▶ _Data supplied_:
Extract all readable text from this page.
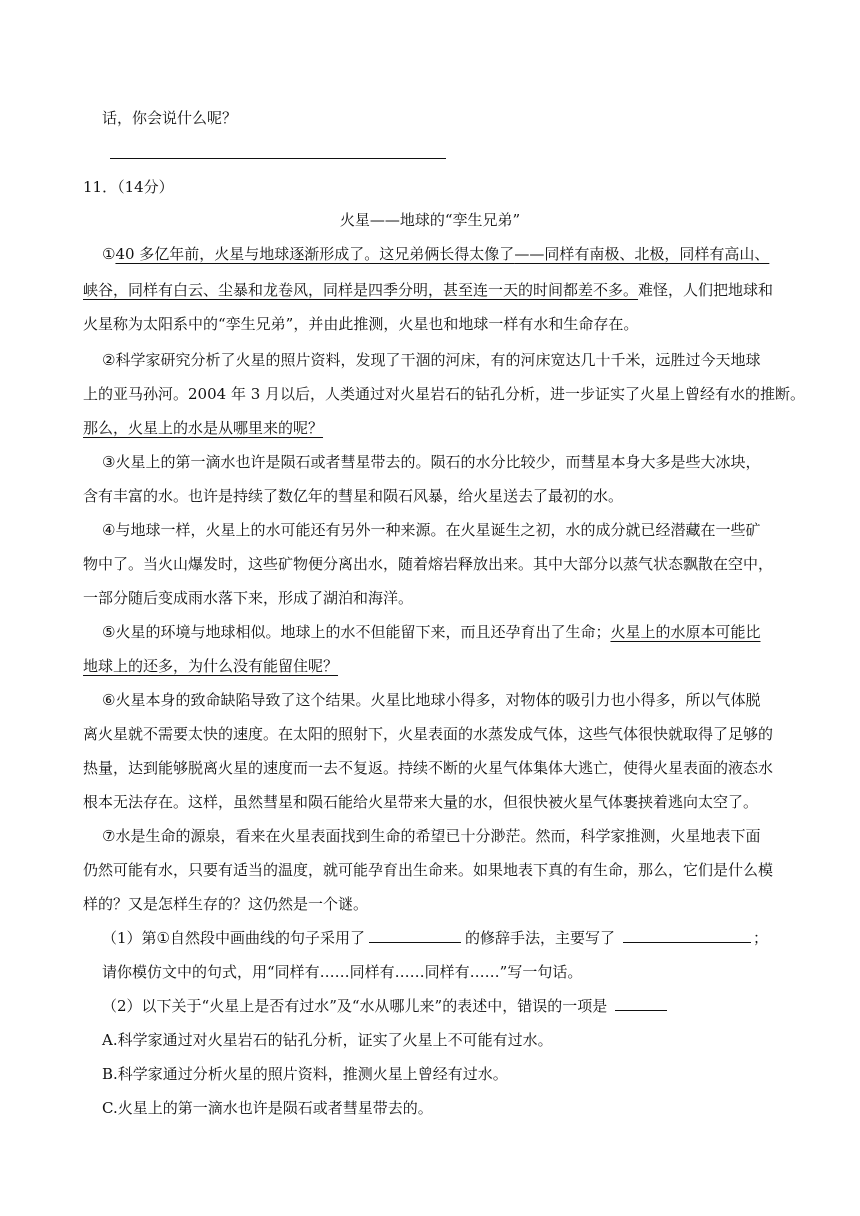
话，你会说什么呢？
11．（14分）
火星——地球的“孪生兄弟”
①40 多亿年前，火星与地球逐渐形成了。这兄弟俩长得太像了——同样有南极、北极，同样有高山、
峡谷，同样有白云、尘暴和龙卷风，同样是四季分明，甚至连一天的时间都差不多。难怪，人们把地球和
火星称为太阳系中的“孪生兄弟”，并由此推测，火星也和地球一样有水和生命存在。
②科学家研究分析了火星的照片资料，发现了干涸的河床，有的河床宽达几十千米，远胜过今天地球
上的亚马孙河。2004 年 3 月以后，人类通过对火星岩石的钻孔分析，进一步证实了火星上曾经有水的推断。
那么，火星上的水是从哪里来的呢？
③火星上的第一滴水也许是陨石或者彗星带去的。陨石的水分比较少，而彗星本身大多是些大冰块，
含有丰富的水。也许是持续了数亿年的彗星和陨石风暴，给火星送去了最初的水。
④与地球一样，火星上的水可能还有另外一种来源。在火星诞生之初，水的成分就已经潜藏在一些矿
物中了。当火山爆发时，这些矿物便分离出水，随着熔岩释放出来。其中大部分以蒸气状态飘散在空中，
一部分随后变成雨水落下来，形成了湖泊和海洋。
⑤火星的环境与地球相似。地球上的水不但能留下来，而且还孕育出了生命；火星上的水原本可能比
地球上的还多，为什么没有能留住呢？
⑥火星本身的致命缺陷导致了这个结果。火星比地球小得多，对物体的吸引力也小得多，所以气体脱
离火星就不需要太快的速度。在太阳的照射下，火星表面的水蒸发成气体，这些气体很快就取得了足够的
热量，达到能够脱离火星的速度而一去不复返。持续不断的火星气体集体大逃亡，使得火星表面的液态水
根本无法存在。这样，虽然彗星和陨石能给火星带来大量的水，但很快被火星气体裹挟着逃向太空了。
⑦水是生命的源泉，看来在火星表面找到生命的希望已十分渺茫。然而，科学家推测，火星地表下面
仍然可能有水，只要有适当的温度，就可能孕育出生命来。如果地表下真的有生命，那么，它们是什么模
样的？又是怎样生存的？这仍然是一个谜。
（1）第①自然段中画曲线的句子采用了	的修辞手法，主要写了	；
请你模仿文中的句式，用“同样有……同样有……同样有……”写一句话。
（2）以下关于“火星上是否有过水”及“水从哪儿来”的表述中，错误的一项是
A.科学家通过对火星岩石的钻孔分析，证实了火星上不可能有过水。
B.科学家通过分析火星的照片资料，推测火星上曾经有过水。
C.火星上的第一滴水也许是陨石或者彗星带去的。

▶ _Problem to solve_: Give every line back word for word and leave the pictures out.

▶ _Task output_:
Extract all readable text from this page.
话，你会说什么呢？
11．（14分）
火星——地球的“孪生兄弟”
①40 多亿年前，火星与地球逐渐形成了。这兄弟俩长得太像了——同样有南极、北极，同样有高山、
峡谷，同样有白云、尘暴和龙卷风，同样是四季分明，甚至连一天的时间都差不多。难怪，人们把地球和
火星称为太阳系中的“孪生兄弟”，并由此推测，火星也和地球一样有水和生命存在。
②科学家研究分析了火星的照片资料，发现了干涸的河床，有的河床宽达几十千米，远胜过今天地球
上的亚马孙河。2004 年 3 月以后，人类通过对火星岩石的钻孔分析，进一步证实了火星上曾经有水的推断。
那么，火星上的水是从哪里来的呢？
③火星上的第一滴水也许是陨石或者彗星带去的。陨石的水分比较少，而彗星本身大多是些大冰块，
含有丰富的水。也许是持续了数亿年的彗星和陨石风暴，给火星送去了最初的水。
④与地球一样，火星上的水可能还有另外一种来源。在火星诞生之初，水的成分就已经潜藏在一些矿
物中了。当火山爆发时，这些矿物便分离出水，随着熔岩释放出来。其中大部分以蒸气状态飘散在空中，
一部分随后变成雨水落下来，形成了湖泊和海洋。
⑤火星的环境与地球相似。地球上的水不但能留下来，而且还孕育出了生命；火星上的水原本可能比
地球上的还多，为什么没有能留住呢？
⑥火星本身的致命缺陷导致了这个结果。火星比地球小得多，对物体的吸引力也小得多，所以气体脱
离火星就不需要太快的速度。在太阳的照射下，火星表面的水蒸发成气体，这些气体很快就取得了足够的
热量，达到能够脱离火星的速度而一去不复返。持续不断的火星气体集体大逃亡，使得火星表面的液态水
根本无法存在。这样，虽然彗星和陨石能给火星带来大量的水，但很快被火星气体裹挟着逃向太空了。
⑦水是生命的源泉，看来在火星表面找到生命的希望已十分渺茫。然而，科学家推测，火星地表下面
仍然可能有水，只要有适当的温度，就可能孕育出生命来。如果地表下真的有生命，那么，它们是什么模
样的？又是怎样生存的？这仍然是一个谜。
（1）第①自然段中画曲线的句子采用了	的修辞手法，主要写了	；
请你模仿文中的句式，用“同样有……同样有……同样有……”写一句话。
（2）以下关于“火星上是否有过水”及“水从哪儿来”的表述中，错误的一项是
A.科学家通过对火星岩石的钻孔分析，证实了火星上不可能有过水。
B.科学家通过分析火星的照片资料，推测火星上曾经有过水。
C.火星上的第一滴水也许是陨石或者彗星带去的。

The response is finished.